WRITTEN EXERCISE — State how many lines hold the string "salinity". Give the number and nothing else.

════════════════════

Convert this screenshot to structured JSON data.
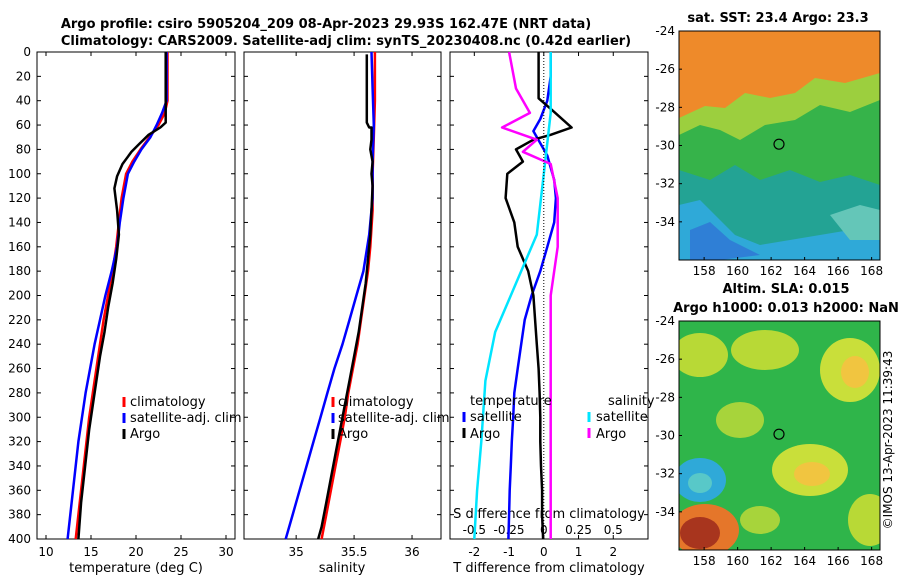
{
  "titles": {
    "line1": "Argo profile: csiro 5905204_209 08-Apr-2023 29.93S 162.47E (NRT data)",
    "line2": "Climatology: CARS2009. Satellite-adj clim: synTS_20230408.nc (0.42d earlier)"
  },
  "watermark": "©IMOS 13-Apr-2023 11:39:43",
  "chart_data": [
    {
      "id": "temperature",
      "type": "line",
      "xlabel": "temperature (deg C)",
      "ylabel": "",
      "xlim": [
        9,
        31
      ],
      "ylim": [
        400,
        0
      ],
      "xticks": [
        "10",
        "15",
        "20",
        "25",
        "30"
      ],
      "yticks": [
        "0",
        "20",
        "40",
        "60",
        "80",
        "100",
        "120",
        "140",
        "160",
        "180",
        "200",
        "220",
        "240",
        "260",
        "280",
        "300",
        "320",
        "340",
        "360",
        "380",
        "400"
      ],
      "legend": [
        "climatology",
        "satellite-adj. clim",
        "Argo"
      ],
      "series": [
        {
          "name": "climatology",
          "color": "#ff0000",
          "points": [
            [
              23.5,
              0
            ],
            [
              23.5,
              40
            ],
            [
              23.2,
              50
            ],
            [
              22.5,
              60
            ],
            [
              21.5,
              70
            ],
            [
              20.5,
              80
            ],
            [
              19.6,
              90
            ],
            [
              18.9,
              100
            ],
            [
              18.4,
              120
            ],
            [
              18.1,
              140
            ],
            [
              17.8,
              160
            ],
            [
              17.4,
              180
            ],
            [
              16.9,
              200
            ],
            [
              16.4,
              220
            ],
            [
              16.0,
              240
            ],
            [
              15.6,
              260
            ],
            [
              15.2,
              280
            ],
            [
              14.8,
              300
            ],
            [
              14.5,
              320
            ],
            [
              14.2,
              340
            ],
            [
              13.9,
              360
            ],
            [
              13.6,
              380
            ],
            [
              13.3,
              400
            ]
          ]
        },
        {
          "name": "satellite-adj. clim",
          "color": "#0000ff",
          "points": [
            [
              23.4,
              0
            ],
            [
              23.4,
              40
            ],
            [
              22.9,
              50
            ],
            [
              22.3,
              60
            ],
            [
              21.6,
              70
            ],
            [
              20.6,
              80
            ],
            [
              19.8,
              90
            ],
            [
              19.1,
              100
            ],
            [
              18.6,
              120
            ],
            [
              18.2,
              140
            ],
            [
              17.9,
              160
            ],
            [
              17.3,
              180
            ],
            [
              16.6,
              200
            ],
            [
              16.0,
              220
            ],
            [
              15.4,
              240
            ],
            [
              14.9,
              260
            ],
            [
              14.4,
              280
            ],
            [
              14.0,
              300
            ],
            [
              13.6,
              320
            ],
            [
              13.3,
              340
            ],
            [
              13.0,
              360
            ],
            [
              12.7,
              380
            ],
            [
              12.4,
              400
            ]
          ]
        },
        {
          "name": "Argo",
          "color": "#000000",
          "points": [
            [
              23.3,
              0
            ],
            [
              23.3,
              58
            ],
            [
              22.7,
              62
            ],
            [
              21.4,
              68
            ],
            [
              20.3,
              76
            ],
            [
              19.5,
              82
            ],
            [
              18.5,
              92
            ],
            [
              17.9,
              102
            ],
            [
              17.6,
              112
            ],
            [
              17.9,
              130
            ],
            [
              18.1,
              150
            ],
            [
              17.8,
              170
            ],
            [
              17.4,
              190
            ],
            [
              16.9,
              210
            ],
            [
              16.5,
              230
            ],
            [
              16.0,
              250
            ],
            [
              15.6,
              270
            ],
            [
              15.2,
              290
            ],
            [
              14.8,
              310
            ],
            [
              14.5,
              330
            ],
            [
              14.2,
              350
            ],
            [
              13.9,
              370
            ],
            [
              13.7,
              390
            ],
            [
              13.6,
              400
            ]
          ]
        }
      ]
    },
    {
      "id": "salinity",
      "type": "line",
      "xlabel": "salinity",
      "ylabel": "",
      "xlim": [
        34.55,
        36.25
      ],
      "ylim": [
        400,
        0
      ],
      "xticks": [
        "35",
        "35.5",
        "36"
      ],
      "legend": [
        "climatology",
        "satellite-adj. clim",
        "Argo"
      ],
      "series": [
        {
          "name": "climatology",
          "color": "#ff0000",
          "points": [
            [
              35.68,
              0
            ],
            [
              35.68,
              40
            ],
            [
              35.67,
              70
            ],
            [
              35.66,
              100
            ],
            [
              35.66,
              130
            ],
            [
              35.64,
              160
            ],
            [
              35.62,
              180
            ],
            [
              35.59,
              200
            ],
            [
              35.56,
              220
            ],
            [
              35.53,
              240
            ],
            [
              35.49,
              260
            ],
            [
              35.45,
              280
            ],
            [
              35.42,
              300
            ],
            [
              35.38,
              320
            ],
            [
              35.34,
              340
            ],
            [
              35.3,
              360
            ],
            [
              35.26,
              380
            ],
            [
              35.22,
              400
            ]
          ]
        },
        {
          "name": "satellite-adj. clim",
          "color": "#0000ff",
          "points": [
            [
              35.65,
              0
            ],
            [
              35.66,
              30
            ],
            [
              35.67,
              60
            ],
            [
              35.66,
              90
            ],
            [
              35.66,
              120
            ],
            [
              35.63,
              150
            ],
            [
              35.58,
              180
            ],
            [
              35.52,
              200
            ],
            [
              35.46,
              220
            ],
            [
              35.4,
              240
            ],
            [
              35.33,
              260
            ],
            [
              35.27,
              280
            ],
            [
              35.21,
              300
            ],
            [
              35.15,
              320
            ],
            [
              35.09,
              340
            ],
            [
              35.03,
              360
            ],
            [
              34.97,
              380
            ],
            [
              34.91,
              400
            ]
          ]
        },
        {
          "name": "Argo",
          "color": "#000000",
          "points": [
            [
              35.61,
              2
            ],
            [
              35.61,
              58
            ],
            [
              35.63,
              62
            ],
            [
              35.65,
              62
            ],
            [
              35.65,
              72
            ],
            [
              35.64,
              80
            ],
            [
              35.66,
              90
            ],
            [
              35.65,
              100
            ],
            [
              35.66,
              110
            ],
            [
              35.65,
              130
            ],
            [
              35.64,
              150
            ],
            [
              35.62,
              170
            ],
            [
              35.6,
              190
            ],
            [
              35.57,
              210
            ],
            [
              35.54,
              230
            ],
            [
              35.5,
              250
            ],
            [
              35.46,
              270
            ],
            [
              35.42,
              290
            ],
            [
              35.38,
              310
            ],
            [
              35.34,
              330
            ],
            [
              35.3,
              350
            ],
            [
              35.26,
              370
            ],
            [
              35.22,
              390
            ],
            [
              35.19,
              400
            ]
          ]
        }
      ]
    },
    {
      "id": "differences",
      "type": "line",
      "xlabel": "T difference from climatology",
      "top_xlabel": "S difference from climatology",
      "xlim": [
        -2.7,
        3.0
      ],
      "ylim": [
        400,
        0
      ],
      "xticks": [
        "-2",
        "-1",
        "0",
        "1",
        "2"
      ],
      "top_xticks": [
        "-0.5",
        "-0.25",
        "0",
        "0.25",
        "0.5"
      ],
      "legend_temperature_title": "temperature",
      "legend_salinity_title": "salinity",
      "legend": [
        "satellite",
        "Argo",
        "satellite",
        "Argo"
      ],
      "series": [
        {
          "name": "temperature satellite",
          "color": "#0000ff",
          "points": [
            [
              0.2,
              0
            ],
            [
              0.2,
              20
            ],
            [
              0.1,
              40
            ],
            [
              -0.1,
              55
            ],
            [
              -0.3,
              65
            ],
            [
              -0.1,
              75
            ],
            [
              0.1,
              85
            ],
            [
              0.2,
              95
            ],
            [
              0.3,
              105
            ],
            [
              0.35,
              120
            ],
            [
              0.3,
              140
            ],
            [
              0.1,
              160
            ],
            [
              -0.1,
              180
            ],
            [
              -0.35,
              200
            ],
            [
              -0.55,
              220
            ],
            [
              -0.65,
              240
            ],
            [
              -0.75,
              260
            ],
            [
              -0.85,
              280
            ],
            [
              -0.88,
              300
            ],
            [
              -0.92,
              320
            ],
            [
              -0.95,
              340
            ],
            [
              -0.98,
              360
            ],
            [
              -1.0,
              380
            ],
            [
              -1.02,
              400
            ]
          ]
        },
        {
          "name": "temperature Argo",
          "color": "#000000",
          "points": [
            [
              -0.15,
              0
            ],
            [
              -0.15,
              38
            ],
            [
              0.25,
              48
            ],
            [
              0.8,
              62
            ],
            [
              0.2,
              68
            ],
            [
              -0.3,
              72
            ],
            [
              -0.8,
              80
            ],
            [
              -0.6,
              90
            ],
            [
              -1.05,
              100
            ],
            [
              -1.1,
              120
            ],
            [
              -0.85,
              140
            ],
            [
              -0.75,
              160
            ],
            [
              -0.45,
              180
            ],
            [
              -0.3,
              200
            ],
            [
              -0.25,
              220
            ],
            [
              -0.2,
              240
            ],
            [
              -0.15,
              260
            ],
            [
              -0.12,
              280
            ],
            [
              -0.1,
              300
            ],
            [
              -0.1,
              320
            ],
            [
              -0.08,
              340
            ],
            [
              -0.05,
              360
            ],
            [
              -0.05,
              380
            ],
            [
              -0.02,
              400
            ]
          ]
        },
        {
          "name": "salinity satellite",
          "color": "#00e5ff",
          "points": [
            [
              0.05,
              0
            ],
            [
              0.05,
              50
            ],
            [
              0.0,
              100
            ],
            [
              -0.05,
              150
            ],
            [
              -0.2,
              190
            ],
            [
              -0.35,
              230
            ],
            [
              -0.42,
              270
            ],
            [
              -0.45,
              320
            ],
            [
              -0.48,
              360
            ],
            [
              -0.5,
              400
            ]
          ]
        },
        {
          "name": "salinity Argo",
          "color": "#ff00ff",
          "points": [
            [
              -0.25,
              0
            ],
            [
              -0.2,
              30
            ],
            [
              -0.1,
              50
            ],
            [
              -0.3,
              62
            ],
            [
              -0.05,
              72
            ],
            [
              -0.15,
              82
            ],
            [
              0.05,
              92
            ],
            [
              0.1,
              120
            ],
            [
              0.1,
              160
            ],
            [
              0.05,
              200
            ],
            [
              0.05,
              250
            ],
            [
              0.05,
              300
            ],
            [
              0.05,
              350
            ],
            [
              0.05,
              400
            ]
          ]
        }
      ]
    }
  ],
  "maps": [
    {
      "title_lines": [
        "sat. SST: 23.4 Argo: 23.3"
      ],
      "xticks": [
        "158",
        "160",
        "162",
        "164",
        "166",
        "168"
      ],
      "yticks": [
        "-24",
        "-26",
        "-28",
        "-30",
        "-32",
        "-34"
      ],
      "marker_lon": 162.47,
      "marker_lat": -29.93
    },
    {
      "title_lines": [
        "Altim. SLA: 0.015",
        "Argo h1000: 0.013 h2000: NaN"
      ],
      "xticks": [
        "158",
        "160",
        "162",
        "164",
        "166",
        "168"
      ],
      "yticks": [
        "-24",
        "-26",
        "-28",
        "-30",
        "-32",
        "-34"
      ],
      "marker_lon": 162.47,
      "marker_lat": -29.93
    }
  ]
}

════════════════════

EXPECTED ANSWER — 5